> [Task to complete]:
Without the pictures, return each record as it appears.

(Stored items)
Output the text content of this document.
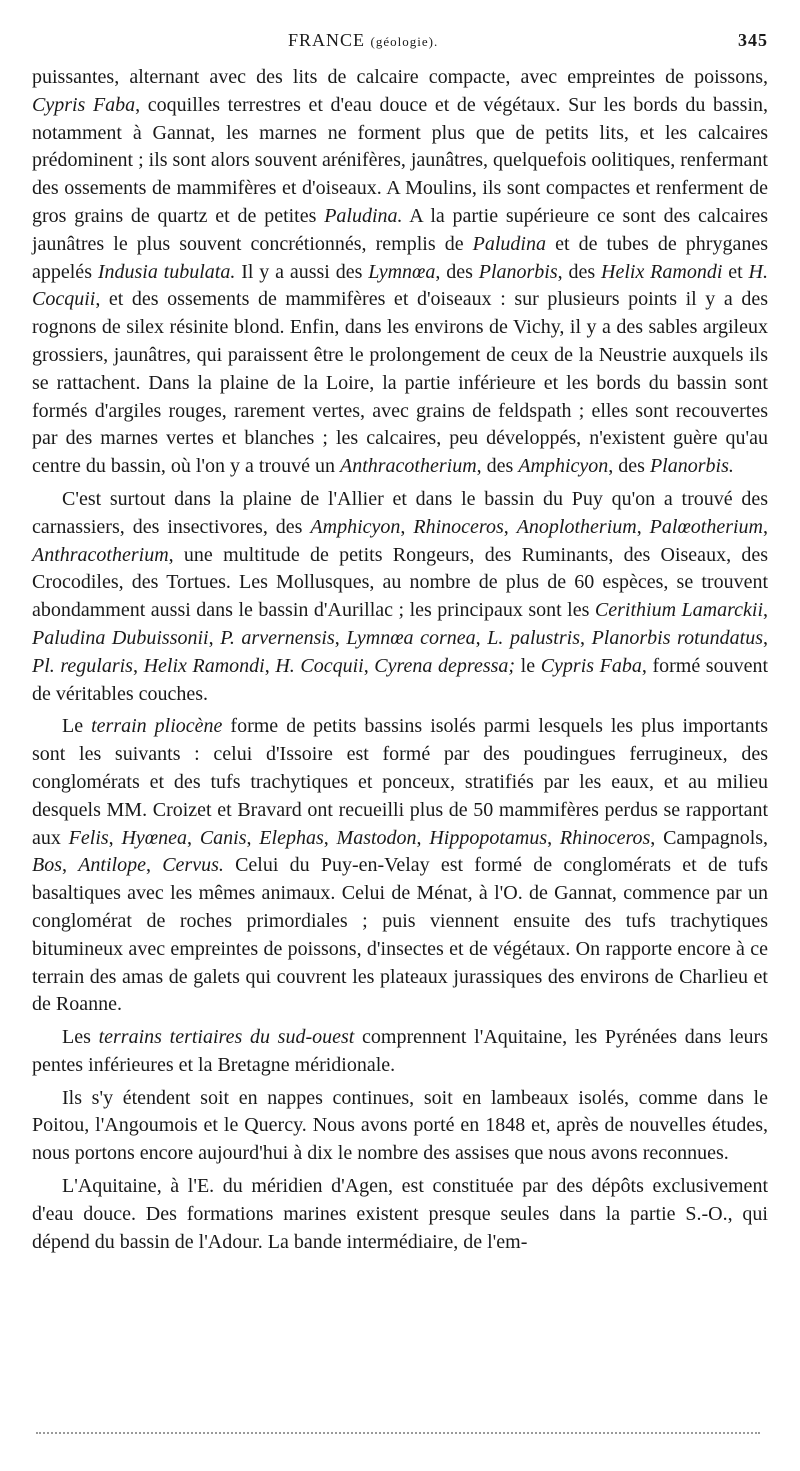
FRANCE (géologie).	345

puissantes, alternant avec des lits de calcaire compacte, avec empreintes de poissons, Cypris Faba, coquilles terrestres et d'eau douce et de végétaux. Sur les bords du bassin, notamment à Gannat, les marnes ne forment plus que de petits lits, et les calcaires prédominent ; ils sont alors souvent arénifères, jaunâtres, quelquefois oolitiques, renfermant des ossements de mammifères et d'oiseaux. A Moulins, ils sont compactes et renferment de gros grains de quartz et de petites Paludina. A la partie supérieure ce sont des calcaires jaunâtres le plus souvent concrétionnés, remplis de Paludina et de tubes de phryganes appelés Indusia tubulata. Il y a aussi des Lymnœa, des Planorbis, des Helix Ramondi et H. Cocquii, et des ossements de mammifères et d'oiseaux : sur plusieurs points il y a des rognons de silex résinite blond. Enfin, dans les environs de Vichy, il y a des sables argileux grossiers, jaunâtres, qui paraissent être le prolongement de ceux de la Neustrie auxquels ils se rattachent. Dans la plaine de la Loire, la partie inférieure et les bords du bassin sont formés d'argiles rouges, rarement vertes, avec grains de feldspath ; elles sont recouvertes par des marnes vertes et blanches ; les calcaires, peu développés, n'existent guère qu'au centre du bassin, où l'on y a trouvé un Anthracotherium, des Amphicyon, des Planorbis.

C'est surtout dans la plaine de l'Allier et dans le bassin du Puy qu'on a trouvé des carnassiers, des insectivores, des Amphicyon, Rhinoceros, Anoplotherium, Palœotherium, Anthracotherium, une multitude de petits Rongeurs, des Ruminants, des Oiseaux, des Crocodiles, des Tortues. Les Mollusques, au nombre de plus de 60 espèces, se trouvent abondamment aussi dans le bassin d'Aurillac ; les principaux sont les Cerithium Lamarckii, Paludina Dubuissonii, P. arvernensis, Lymnœa cornea, L. palustris, Planorbis rotundatus, Pl. regularis, Helix Ramondi, H. Cocquii, Cyrena depressa; le Cypris Faba, formé souvent de véritables couches.

Le terrain pliocène forme de petits bassins isolés parmi lesquels les plus importants sont les suivants : celui d'Issoire est formé par des poudingues ferrugineux, des conglomérats et des tufs trachytiques et ponceux, stratifiés par les eaux, et au milieu desquels MM. Croizet et Bravard ont recueilli plus de 50 mammifères perdus se rapportant aux Felis, Hyœnea, Canis, Elephas, Mastodon, Hippopotamus, Rhinoceros, Campagnols, Bos, Antilope, Cervus. Celui du Puy-en-Velay est formé de conglomérats et de tufs basaltiques avec les mêmes animaux. Celui de Ménat, à l'O. de Gannat, commence par un conglomérat de roches primordiales ; puis viennent ensuite des tufs trachytiques bitumineux avec empreintes de poissons, d'insectes et de végétaux. On rapporte encore à ce terrain des amas de galets qui couvrent les plateaux jurassiques des environs de Charlieu et de Roanne.

Les terrains tertiaires du sud-ouest comprennent l'Aquitaine, les Pyrénées dans leurs pentes inférieures et la Bretagne méridionale.

Ils s'y étendent soit en nappes continues, soit en lambeaux isolés, comme dans le Poitou, l'Angoumois et le Quercy. Nous avons porté en 1848 et, après de nouvelles études, nous portons encore aujourd'hui à dix le nombre des assises que nous avons reconnues.

L'Aquitaine, à l'E. du méridien d'Agen, est constituée par des dépôts exclusivement d'eau douce. Des formations marines existent presque seules dans la partie S.-O., qui dépend du bassin de l'Adour. La bande intermédiaire, de l'em-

> [Result of this task]:
Output the text content of this document.
FRANCE (géologie).	345

puissantes, alternant avec des lits de calcaire compacte, avec empreintes de poissons, Cypris Faba, coquilles terrestres et d'eau douce et de végétaux. Sur les bords du bassin, notamment à Gannat, les marnes ne forment plus que de petits lits, et les calcaires prédominent ; ils sont alors souvent arénifères, jaunâtres, quelquefois oolitiques, renfermant des ossements de mammifères et d'oiseaux. A Moulins, ils sont compactes et renferment de gros grains de quartz et de petites Paludina. A la partie supérieure ce sont des calcaires jaunâtres le plus souvent concrétionnés, remplis de Paludina et de tubes de phryganes appelés Indusia tubulata. Il y a aussi des Lymnœa, des Planorbis, des Helix Ramondi et H. Cocquii, et des ossements de mammifères et d'oiseaux : sur plusieurs points il y a des rognons de silex résinite blond. Enfin, dans les environs de Vichy, il y a des sables argileux grossiers, jaunâtres, qui paraissent être le prolongement de ceux de la Neustrie auxquels ils se rattachent. Dans la plaine de la Loire, la partie inférieure et les bords du bassin sont formés d'argiles rouges, rarement vertes, avec grains de feldspath ; elles sont recouvertes par des marnes vertes et blanches ; les calcaires, peu développés, n'existent guère qu'au centre du bassin, où l'on y a trouvé un Anthracotherium, des Amphicyon, des Planorbis.

C'est surtout dans la plaine de l'Allier et dans le bassin du Puy qu'on a trouvé des carnassiers, des insectivores, des Amphicyon, Rhinoceros, Anoplotherium, Palœotherium, Anthracotherium, une multitude de petits Rongeurs, des Ruminants, des Oiseaux, des Crocodiles, des Tortues. Les Mollusques, au nombre de plus de 60 espèces, se trouvent abondamment aussi dans le bassin d'Aurillac ; les principaux sont les Cerithium Lamarckii, Paludina Dubuissonii, P. arvernensis, Lymnœa cornea, L. palustris, Planorbis rotundatus, Pl. regularis, Helix Ramondi, H. Cocquii, Cyrena depressa; le Cypris Faba, formé souvent de véritables couches.

Le terrain pliocène forme de petits bassins isolés parmi lesquels les plus importants sont les suivants : celui d'Issoire est formé par des poudingues ferrugineux, des conglomérats et des tufs trachytiques et ponceux, stratifiés par les eaux, et au milieu desquels MM. Croizet et Bravard ont recueilli plus de 50 mammifères perdus se rapportant aux Felis, Hyœnea, Canis, Elephas, Mastodon, Hippopotamus, Rhinoceros, Campagnols, Bos, Antilope, Cervus. Celui du Puy-en-Velay est formé de conglomérats et de tufs basaltiques avec les mêmes animaux. Celui de Ménat, à l'O. de Gannat, commence par un conglomérat de roches primordiales ; puis viennent ensuite des tufs trachytiques bitumineux avec empreintes de poissons, d'insectes et de végétaux. On rapporte encore à ce terrain des amas de galets qui couvrent les plateaux jurassiques des environs de Charlieu et de Roanne.

Les terrains tertiaires du sud-ouest comprennent l'Aquitaine, les Pyrénées dans leurs pentes inférieures et la Bretagne méridionale.

Ils s'y étendent soit en nappes continues, soit en lambeaux isolés, comme dans le Poitou, l'Angoumois et le Quercy. Nous avons porté en 1848 et, après de nouvelles études, nous portons encore aujourd'hui à dix le nombre des assises que nous avons reconnues.

L'Aquitaine, à l'E. du méridien d'Agen, est constituée par des dépôts exclusivement d'eau douce. Des formations marines existent presque seules dans la partie S.-O., qui dépend du bassin de l'Adour. La bande intermédiaire, de l'em-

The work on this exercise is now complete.